Autoregressive processes

Before we analyze some real-life datasets, let’s first fabricate some. Why fabricate data? This is the principle of simulations, which we often use to e.g. to test if our idea of how something works (= our model) gives the same results as we see in real life. So to check if a test or a regression model describes a relationship correctly, we might want to simulate a process with known parameters and check how well it is recovered by the regression model we fit.

A second motivation is to give you an intuition as to what common types of processes in geosciences are. We will look at the simplest stochastic process, a random walk, and a simple autoregressive process, also known as the red noise. Their manifestations can look deceivingly similar in a time series plot, but they have very different properties.

What causes autocorrelation?

To understand what an autoregressive process is, let’s first consider a simple example: a random walk.

2D random walk. László Németh, CC0, via Wikimedia Commons

Random walk is a stochastic process where the next value is determined by the previous value plus a random increment. This is a very simple model of a process that is not stationary, and it is often used as a null hypothesis in many tests, also in geosciences.

import random
import numpy as np
import matplotlib.pyplot as plt
import statsmodels.api as sm
from statsmodels.tsa.stattools import acf, pacf
from statsmodels.graphics.tsaplots import plot_acf, plot_pacf
from statsmodels.tsa.arima_process import ArmaProcess
from scipy import stats

Question 1

Can you write your own code for a random walk process in one dimension?

Hint

If you don’t know how to start, try to write it as pseudocode: human words describing step by step (in an algorithm) values, where each subsequent value increases by 1 or decreases by 1 with equal probabilities. Submit the pseudocode as your answer. Then you can translate it into python step by step. We will appreciate code that may not even fully work but where we can see that you tried on your own.

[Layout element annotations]
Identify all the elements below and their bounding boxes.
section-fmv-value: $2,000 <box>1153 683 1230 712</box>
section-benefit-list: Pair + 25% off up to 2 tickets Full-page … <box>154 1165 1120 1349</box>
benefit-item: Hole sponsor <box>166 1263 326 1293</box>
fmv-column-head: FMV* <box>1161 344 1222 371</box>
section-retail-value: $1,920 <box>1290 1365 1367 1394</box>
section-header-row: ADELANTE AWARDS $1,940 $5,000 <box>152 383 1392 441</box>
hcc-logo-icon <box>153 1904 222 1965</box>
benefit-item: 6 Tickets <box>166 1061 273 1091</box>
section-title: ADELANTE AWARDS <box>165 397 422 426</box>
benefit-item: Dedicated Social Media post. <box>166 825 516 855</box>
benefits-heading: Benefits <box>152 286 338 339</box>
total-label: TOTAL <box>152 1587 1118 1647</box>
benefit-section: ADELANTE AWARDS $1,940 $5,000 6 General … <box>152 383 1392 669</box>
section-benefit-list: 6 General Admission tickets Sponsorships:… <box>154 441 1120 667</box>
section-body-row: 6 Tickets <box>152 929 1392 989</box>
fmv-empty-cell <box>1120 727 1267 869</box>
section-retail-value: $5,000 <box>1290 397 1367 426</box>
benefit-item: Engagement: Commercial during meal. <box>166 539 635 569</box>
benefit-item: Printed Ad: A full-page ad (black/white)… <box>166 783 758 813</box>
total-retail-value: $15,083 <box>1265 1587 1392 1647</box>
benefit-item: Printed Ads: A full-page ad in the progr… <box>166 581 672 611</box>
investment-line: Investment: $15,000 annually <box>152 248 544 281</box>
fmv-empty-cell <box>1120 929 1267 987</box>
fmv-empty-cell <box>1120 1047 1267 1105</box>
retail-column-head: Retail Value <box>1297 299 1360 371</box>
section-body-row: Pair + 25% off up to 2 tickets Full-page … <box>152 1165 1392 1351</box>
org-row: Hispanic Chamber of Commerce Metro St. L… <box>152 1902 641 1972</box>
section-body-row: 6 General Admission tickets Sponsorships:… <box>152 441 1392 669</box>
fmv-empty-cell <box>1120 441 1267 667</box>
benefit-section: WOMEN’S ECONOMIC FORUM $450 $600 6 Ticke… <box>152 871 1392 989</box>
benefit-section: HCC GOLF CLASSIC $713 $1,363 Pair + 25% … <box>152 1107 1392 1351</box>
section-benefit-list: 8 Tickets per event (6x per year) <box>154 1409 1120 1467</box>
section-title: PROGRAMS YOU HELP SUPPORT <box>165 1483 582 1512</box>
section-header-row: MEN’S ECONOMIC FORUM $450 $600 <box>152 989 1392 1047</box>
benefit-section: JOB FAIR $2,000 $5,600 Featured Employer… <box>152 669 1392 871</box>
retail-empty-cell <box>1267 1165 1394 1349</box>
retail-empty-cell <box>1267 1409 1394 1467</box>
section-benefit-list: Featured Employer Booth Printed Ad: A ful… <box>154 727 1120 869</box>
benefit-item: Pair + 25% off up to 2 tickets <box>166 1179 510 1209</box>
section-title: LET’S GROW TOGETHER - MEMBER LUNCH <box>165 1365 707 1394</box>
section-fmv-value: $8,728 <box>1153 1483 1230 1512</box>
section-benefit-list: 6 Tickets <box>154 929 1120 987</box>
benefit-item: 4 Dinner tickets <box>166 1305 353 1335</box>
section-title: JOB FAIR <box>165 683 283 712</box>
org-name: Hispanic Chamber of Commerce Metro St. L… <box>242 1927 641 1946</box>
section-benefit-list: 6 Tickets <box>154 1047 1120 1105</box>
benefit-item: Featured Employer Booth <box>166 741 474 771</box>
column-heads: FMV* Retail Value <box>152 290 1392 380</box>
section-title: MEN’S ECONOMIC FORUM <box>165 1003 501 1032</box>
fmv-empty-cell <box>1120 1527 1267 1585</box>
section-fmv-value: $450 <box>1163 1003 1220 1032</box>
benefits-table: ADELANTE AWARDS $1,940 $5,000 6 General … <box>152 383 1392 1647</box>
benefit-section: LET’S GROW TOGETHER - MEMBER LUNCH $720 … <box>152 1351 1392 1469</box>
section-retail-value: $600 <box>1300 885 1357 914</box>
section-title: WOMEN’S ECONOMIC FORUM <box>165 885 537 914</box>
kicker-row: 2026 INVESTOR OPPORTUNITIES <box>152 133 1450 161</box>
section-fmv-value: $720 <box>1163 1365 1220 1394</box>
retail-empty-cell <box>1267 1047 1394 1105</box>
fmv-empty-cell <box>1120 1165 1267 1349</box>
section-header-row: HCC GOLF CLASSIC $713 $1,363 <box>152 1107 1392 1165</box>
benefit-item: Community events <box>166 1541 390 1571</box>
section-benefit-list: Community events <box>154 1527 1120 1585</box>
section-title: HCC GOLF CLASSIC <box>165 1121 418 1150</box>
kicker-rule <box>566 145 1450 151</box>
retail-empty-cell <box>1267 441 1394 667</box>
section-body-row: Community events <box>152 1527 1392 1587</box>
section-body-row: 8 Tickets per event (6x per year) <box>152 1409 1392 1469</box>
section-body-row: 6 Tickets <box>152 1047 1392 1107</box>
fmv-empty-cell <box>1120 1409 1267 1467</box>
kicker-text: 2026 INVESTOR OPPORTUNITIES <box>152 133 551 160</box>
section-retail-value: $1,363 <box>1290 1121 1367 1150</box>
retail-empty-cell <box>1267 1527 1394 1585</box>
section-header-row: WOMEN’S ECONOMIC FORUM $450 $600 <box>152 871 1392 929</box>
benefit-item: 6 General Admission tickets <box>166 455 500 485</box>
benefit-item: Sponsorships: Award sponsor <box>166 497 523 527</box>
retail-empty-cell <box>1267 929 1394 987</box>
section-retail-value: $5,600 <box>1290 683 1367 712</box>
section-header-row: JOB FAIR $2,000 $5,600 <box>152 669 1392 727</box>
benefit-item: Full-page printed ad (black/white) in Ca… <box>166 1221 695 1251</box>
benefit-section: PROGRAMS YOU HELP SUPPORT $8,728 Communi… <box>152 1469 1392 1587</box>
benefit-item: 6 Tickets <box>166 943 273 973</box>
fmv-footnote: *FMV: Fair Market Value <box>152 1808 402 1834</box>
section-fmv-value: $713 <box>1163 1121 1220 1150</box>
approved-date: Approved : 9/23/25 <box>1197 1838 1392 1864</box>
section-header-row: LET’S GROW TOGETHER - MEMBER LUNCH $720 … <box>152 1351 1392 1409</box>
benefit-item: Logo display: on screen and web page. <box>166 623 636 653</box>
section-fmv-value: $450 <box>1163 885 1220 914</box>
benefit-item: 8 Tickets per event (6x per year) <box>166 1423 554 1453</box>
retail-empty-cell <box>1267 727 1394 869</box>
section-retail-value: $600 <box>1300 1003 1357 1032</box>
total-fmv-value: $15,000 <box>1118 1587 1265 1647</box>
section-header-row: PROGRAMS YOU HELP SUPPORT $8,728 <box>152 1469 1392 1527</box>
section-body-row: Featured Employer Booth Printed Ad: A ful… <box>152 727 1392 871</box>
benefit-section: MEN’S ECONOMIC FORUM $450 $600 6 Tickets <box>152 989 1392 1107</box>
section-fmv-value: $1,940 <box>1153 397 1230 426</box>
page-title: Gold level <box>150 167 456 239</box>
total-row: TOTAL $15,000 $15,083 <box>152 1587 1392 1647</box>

PROBLEM SET
(a) Translate this sentence from the autoregressive processes page into Spanish: "Random walk is a stochastic process where the next value is determined by the previous value plus a random increment."
(b) What other name does the autoregressive processes page give for a simple autoregressive process?

RESULTS FOR EACH TASK
(a) El paseo aleatorio es un proceso estocástico en el que el siguiente valor se determina por el valor anterior más un incremento aleatorio.

(b) Red noise.